Wherever the word "true" turns up in a line of the entries, copy that line.

Data entries:
##########
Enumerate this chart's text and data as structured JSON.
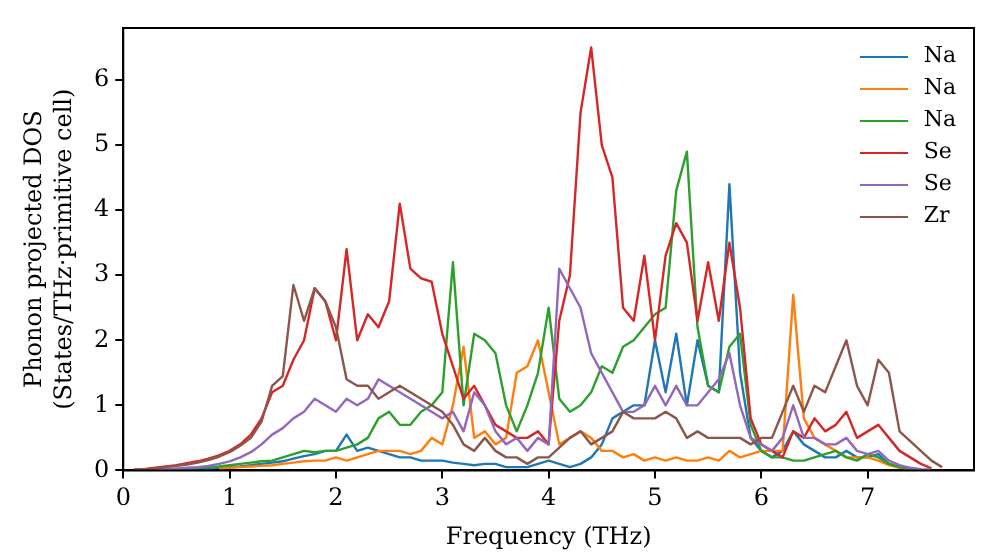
{
  "chart_data": {
    "type": "line",
    "xlabel": "Frequency (THz)",
    "ylabel": "Phonon projected DOS\n(States/THz·primitive cell)",
    "xlim": [
      0,
      8
    ],
    "xticks": [
      0,
      1,
      2,
      3,
      4,
      5,
      6,
      7
    ],
    "ylim": [
      0,
      6.8
    ],
    "yticks": [
      0,
      1,
      2,
      3,
      4,
      5,
      6
    ],
    "grid": false,
    "legend": "top right",
    "x": [
      0.1,
      0.2,
      0.3,
      0.4,
      0.5,
      0.6,
      0.7,
      0.8,
      0.9,
      1,
      1.1,
      1.2,
      1.3,
      1.4,
      1.5,
      1.6,
      1.7,
      1.8,
      1.9,
      2,
      2.1,
      2.2,
      2.3,
      2.4,
      2.5,
      2.6,
      2.7,
      2.8,
      2.9,
      3,
      3.1,
      3.2,
      3.3,
      3.4,
      3.5,
      3.6,
      3.7,
      3.8,
      3.9,
      4,
      4.1,
      4.2,
      4.3,
      4.4,
      4.5,
      4.6,
      4.7,
      4.8,
      4.9,
      5,
      5.1,
      5.2,
      5.3,
      5.4,
      5.5,
      5.6,
      5.7,
      5.8,
      5.9,
      6,
      6.1,
      6.2,
      6.3,
      6.4,
      6.5,
      6.6,
      6.7,
      6.8,
      6.9,
      7,
      7.1,
      7.2,
      7.3,
      7.4,
      7.5,
      7.6,
      7.7
    ],
    "series": [
      {
        "name": "Na",
        "color": "#1f77b4",
        "values": [
          null,
          null,
          null,
          null,
          null,
          0.02,
          0.03,
          0.03,
          0.04,
          0.05,
          0.06,
          0.08,
          0.1,
          0.12,
          0.14,
          0.18,
          0.22,
          0.25,
          0.3,
          0.3,
          0.55,
          0.3,
          0.35,
          0.3,
          0.25,
          0.2,
          0.2,
          0.15,
          0.15,
          0.15,
          0.12,
          0.1,
          0.08,
          0.1,
          0.1,
          0.05,
          0.05,
          0.05,
          0.1,
          0.15,
          0.1,
          0.05,
          0.1,
          0.2,
          0.4,
          0.8,
          0.9,
          1.0,
          1.0,
          2.0,
          1.2,
          2.1,
          1.0,
          2.0,
          1.3,
          1.2,
          4.4,
          1.5,
          0.5,
          0.3,
          0.2,
          0.3,
          0.6,
          0.4,
          0.3,
          0.2,
          0.2,
          0.3,
          0.2,
          0.2,
          0.25,
          0.1,
          0.05,
          null,
          null,
          null,
          null
        ]
      },
      {
        "name": "Na",
        "color": "#ff7f0e",
        "values": [
          null,
          null,
          null,
          null,
          null,
          null,
          null,
          null,
          0.03,
          0.04,
          0.05,
          0.06,
          0.07,
          0.08,
          0.1,
          0.12,
          0.14,
          0.15,
          0.15,
          0.2,
          0.15,
          0.2,
          0.25,
          0.3,
          0.3,
          0.3,
          0.25,
          0.3,
          0.5,
          0.4,
          1.0,
          1.9,
          0.5,
          0.6,
          0.4,
          0.5,
          1.5,
          1.6,
          2.0,
          1.2,
          0.4,
          0.5,
          0.6,
          0.5,
          0.3,
          0.3,
          0.2,
          0.25,
          0.15,
          0.2,
          0.15,
          0.2,
          0.15,
          0.15,
          0.2,
          0.15,
          0.3,
          0.2,
          0.25,
          0.3,
          0.3,
          0.3,
          2.7,
          0.8,
          0.5,
          0.4,
          0.3,
          0.2,
          0.2,
          0.2,
          0.15,
          0.08,
          0.04,
          0.02,
          null,
          null,
          null
        ]
      },
      {
        "name": "Na",
        "color": "#2ca02c",
        "values": [
          null,
          null,
          null,
          0.02,
          0.02,
          0.03,
          0.04,
          0.05,
          0.06,
          0.08,
          0.1,
          0.12,
          0.14,
          0.15,
          0.2,
          0.25,
          0.3,
          0.28,
          0.3,
          0.3,
          0.35,
          0.4,
          0.5,
          0.8,
          0.9,
          0.7,
          0.7,
          0.9,
          1.0,
          1.2,
          3.2,
          1.0,
          2.1,
          2.0,
          1.8,
          1.0,
          0.6,
          1.0,
          1.5,
          2.5,
          1.1,
          0.9,
          1.0,
          1.2,
          1.6,
          1.5,
          1.9,
          2.0,
          2.2,
          2.4,
          2.5,
          4.3,
          4.9,
          2.2,
          1.3,
          1.2,
          1.9,
          2.1,
          0.7,
          0.3,
          0.2,
          0.2,
          0.15,
          0.15,
          0.2,
          0.25,
          0.3,
          0.2,
          0.15,
          0.25,
          0.2,
          0.1,
          0.05,
          0.02,
          0.01,
          null,
          null
        ]
      },
      {
        "name": "Se",
        "color": "#d62728",
        "values": [
          0.01,
          0.02,
          0.04,
          0.06,
          0.08,
          0.11,
          0.14,
          0.18,
          0.23,
          0.3,
          0.4,
          0.55,
          0.8,
          1.2,
          1.3,
          1.7,
          2.0,
          2.8,
          2.6,
          2.0,
          3.4,
          2.0,
          2.4,
          2.2,
          2.6,
          4.1,
          3.1,
          2.95,
          2.9,
          2.1,
          1.6,
          1.1,
          1.3,
          1.0,
          0.7,
          0.6,
          0.5,
          0.5,
          0.6,
          0.4,
          2.3,
          3.0,
          5.5,
          6.5,
          5.0,
          4.5,
          2.5,
          2.3,
          3.3,
          2.0,
          3.3,
          3.8,
          3.5,
          2.3,
          3.2,
          2.3,
          3.5,
          2.5,
          0.8,
          0.4,
          0.3,
          0.2,
          0.6,
          0.5,
          0.8,
          0.6,
          0.7,
          0.9,
          0.5,
          0.6,
          0.7,
          0.5,
          0.3,
          0.2,
          0.1,
          0.03,
          null
        ]
      },
      {
        "name": "Se",
        "color": "#9467bd",
        "values": [
          null,
          null,
          0.02,
          0.02,
          0.03,
          0.04,
          0.05,
          0.07,
          0.1,
          0.14,
          0.2,
          0.28,
          0.4,
          0.55,
          0.65,
          0.8,
          0.9,
          1.1,
          1.0,
          0.9,
          1.1,
          1.0,
          1.1,
          1.4,
          1.3,
          1.2,
          1.1,
          1.0,
          0.9,
          0.8,
          0.9,
          0.6,
          1.2,
          1.0,
          0.6,
          0.4,
          0.5,
          0.3,
          0.5,
          0.4,
          3.1,
          2.8,
          2.5,
          1.8,
          1.5,
          1.2,
          0.9,
          0.9,
          1.0,
          1.3,
          1.0,
          1.3,
          1.0,
          1.0,
          1.2,
          1.4,
          1.8,
          1.0,
          0.5,
          0.4,
          0.3,
          0.5,
          1.0,
          0.5,
          0.5,
          0.4,
          0.4,
          0.5,
          0.3,
          0.25,
          0.3,
          0.15,
          0.08,
          0.04,
          0.02,
          0.01,
          null
        ]
      },
      {
        "name": "Zr",
        "color": "#8c564b",
        "values": [
          0.01,
          0.02,
          0.03,
          0.05,
          0.07,
          0.09,
          0.12,
          0.16,
          0.21,
          0.28,
          0.38,
          0.5,
          0.75,
          1.3,
          1.45,
          2.85,
          2.3,
          2.8,
          2.6,
          2.2,
          1.4,
          1.3,
          1.3,
          1.1,
          1.2,
          1.3,
          1.2,
          1.1,
          1.0,
          0.9,
          0.7,
          0.4,
          0.3,
          0.5,
          0.3,
          0.2,
          0.2,
          0.1,
          0.2,
          0.2,
          0.35,
          0.5,
          0.6,
          0.4,
          0.5,
          0.6,
          0.9,
          0.8,
          0.8,
          0.8,
          0.9,
          0.8,
          0.5,
          0.6,
          0.5,
          0.5,
          0.5,
          0.5,
          0.4,
          0.5,
          0.5,
          0.9,
          1.3,
          0.9,
          1.3,
          1.2,
          1.6,
          2.0,
          1.3,
          1.0,
          1.7,
          1.5,
          0.6,
          0.45,
          0.3,
          0.15,
          0.05
        ]
      }
    ]
  }
}
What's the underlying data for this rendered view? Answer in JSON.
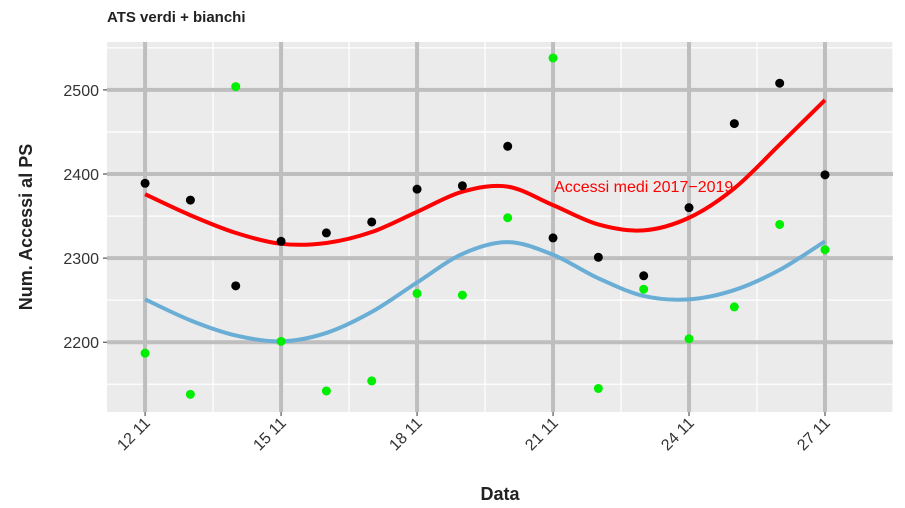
{
  "chart_data": {
    "type": "scatter",
    "title": "ATS verdi + bianchi",
    "x_label": "Data",
    "y_label": "Num. Accessi al PS",
    "xlim": [
      11.16,
      28.5
    ],
    "ylim": [
      2117,
      2557
    ],
    "xticks": [
      {
        "value": 12,
        "label": "12 11"
      },
      {
        "value": 15,
        "label": "15 11"
      },
      {
        "value": 18,
        "label": "18 11"
      },
      {
        "value": 21,
        "label": "21 11"
      },
      {
        "value": 24,
        "label": "24 11"
      },
      {
        "value": 27,
        "label": "27 11"
      }
    ],
    "yticks": [
      2200,
      2300,
      2400,
      2500
    ],
    "grid": true,
    "x": [
      12,
      13,
      14,
      15,
      16,
      17,
      18,
      19,
      20,
      21,
      22,
      23,
      24,
      25,
      26,
      27
    ],
    "series": [
      {
        "mode": "markers",
        "color": "#000000",
        "values": [
          2389,
          2369,
          2267,
          2320,
          2330,
          2343,
          2382,
          2386,
          2433,
          2324,
          2301,
          2279,
          2360,
          2460,
          2508,
          2399
        ]
      },
      {
        "mode": "markers",
        "color": "#00ee00",
        "values": [
          2187,
          2138,
          2504,
          2201,
          2142,
          2154,
          2258,
          2256,
          2348,
          2538,
          2145,
          2263,
          2204,
          2242,
          2340,
          2310
        ]
      },
      {
        "mode": "lines",
        "color": "#ff0000",
        "values": [
          2376,
          2351,
          2330,
          2317,
          2318,
          2331,
          2355,
          2379,
          2385,
          2363,
          2340,
          2333,
          2348,
          2383,
          2435,
          2488
        ]
      },
      {
        "mode": "lines",
        "color": "#6aaed6",
        "values": [
          2251,
          2226,
          2208,
          2201,
          2211,
          2236,
          2271,
          2305,
          2319,
          2304,
          2276,
          2255,
          2251,
          2262,
          2286,
          2320
        ]
      }
    ],
    "annotation": {
      "text": "Accessi medi 2017−2019",
      "x": 23,
      "y": 2386,
      "color": "#ff0000"
    }
  }
}
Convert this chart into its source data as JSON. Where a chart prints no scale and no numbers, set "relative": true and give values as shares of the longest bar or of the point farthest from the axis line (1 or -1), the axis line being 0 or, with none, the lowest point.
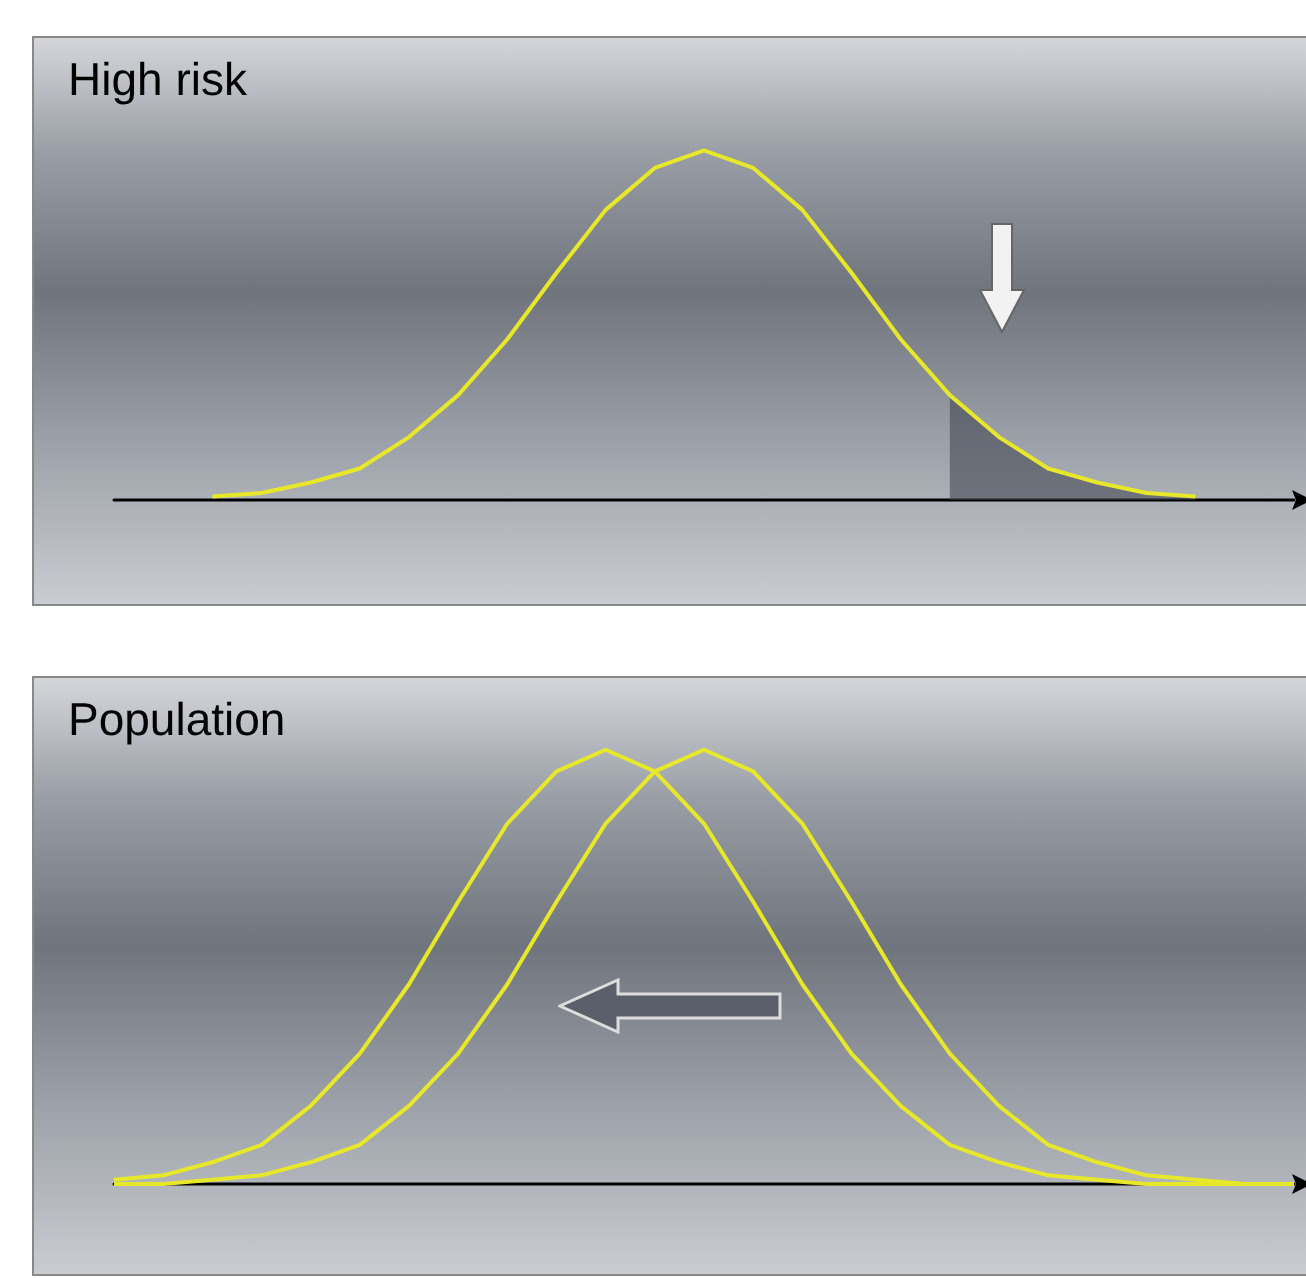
{
  "chart_data": [
    {
      "type": "line",
      "title": "High risk",
      "relative": true,
      "grid": false,
      "marker": "none",
      "categories": [
        null,
        null,
        null,
        null,
        null,
        null,
        null,
        null,
        null,
        null,
        null,
        null,
        null,
        null,
        null,
        null,
        null,
        null,
        null,
        null,
        null,
        null,
        null,
        null,
        null
      ],
      "series": [
        {
          "color": "#e8e82a",
          "values": [
            null,
            null,
            0.01,
            0.02,
            0.05,
            0.09,
            0.18,
            0.3,
            0.46,
            0.65,
            0.83,
            0.95,
            1,
            0.95,
            0.83,
            0.65,
            0.46,
            0.3,
            0.18,
            0.09,
            0.05,
            0.02,
            0.01,
            null,
            null
          ]
        },
        {
          "type": "area",
          "color": "#3a3f4a",
          "values": [
            null,
            null,
            null,
            null,
            null,
            null,
            null,
            null,
            null,
            null,
            null,
            null,
            null,
            null,
            null,
            null,
            null,
            0.3,
            0.18,
            0.09,
            0.05,
            0.02,
            0.01,
            null,
            null
          ]
        }
      ]
    },
    {
      "type": "line",
      "title": "Population",
      "relative": true,
      "grid": false,
      "marker": "none",
      "categories": [
        null,
        null,
        null,
        null,
        null,
        null,
        null,
        null,
        null,
        null,
        null,
        null,
        null,
        null,
        null,
        null,
        null,
        null,
        null,
        null,
        null,
        null,
        null,
        null,
        null
      ],
      "series": [
        {
          "color": "#e8e82a",
          "values": [
            0.01,
            0.02,
            0.05,
            0.09,
            0.18,
            0.3,
            0.46,
            0.65,
            0.83,
            0.95,
            1,
            0.95,
            0.83,
            0.65,
            0.46,
            0.3,
            0.18,
            0.09,
            0.05,
            0.02,
            0.01,
            0,
            0,
            0,
            0
          ]
        },
        {
          "color": "#e8e82a",
          "values": [
            0,
            0,
            0.01,
            0.02,
            0.05,
            0.09,
            0.18,
            0.3,
            0.46,
            0.65,
            0.83,
            0.95,
            1,
            0.95,
            0.83,
            0.65,
            0.46,
            0.3,
            0.18,
            0.09,
            0.05,
            0.02,
            0.01,
            0,
            0
          ]
        }
      ]
    }
  ]
}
##########
§ ANSWER BELOW:
    "grid": true,
Convert this chart into its source data as JSON. Where a chart prints no scale and no numbers, set "relative": true and give values as shares of the longest bar or of the point farthest from the axis line (1 or -1), the axis line being 0 or, with none, the lowest point.
      "relative": true,
      "relative": true,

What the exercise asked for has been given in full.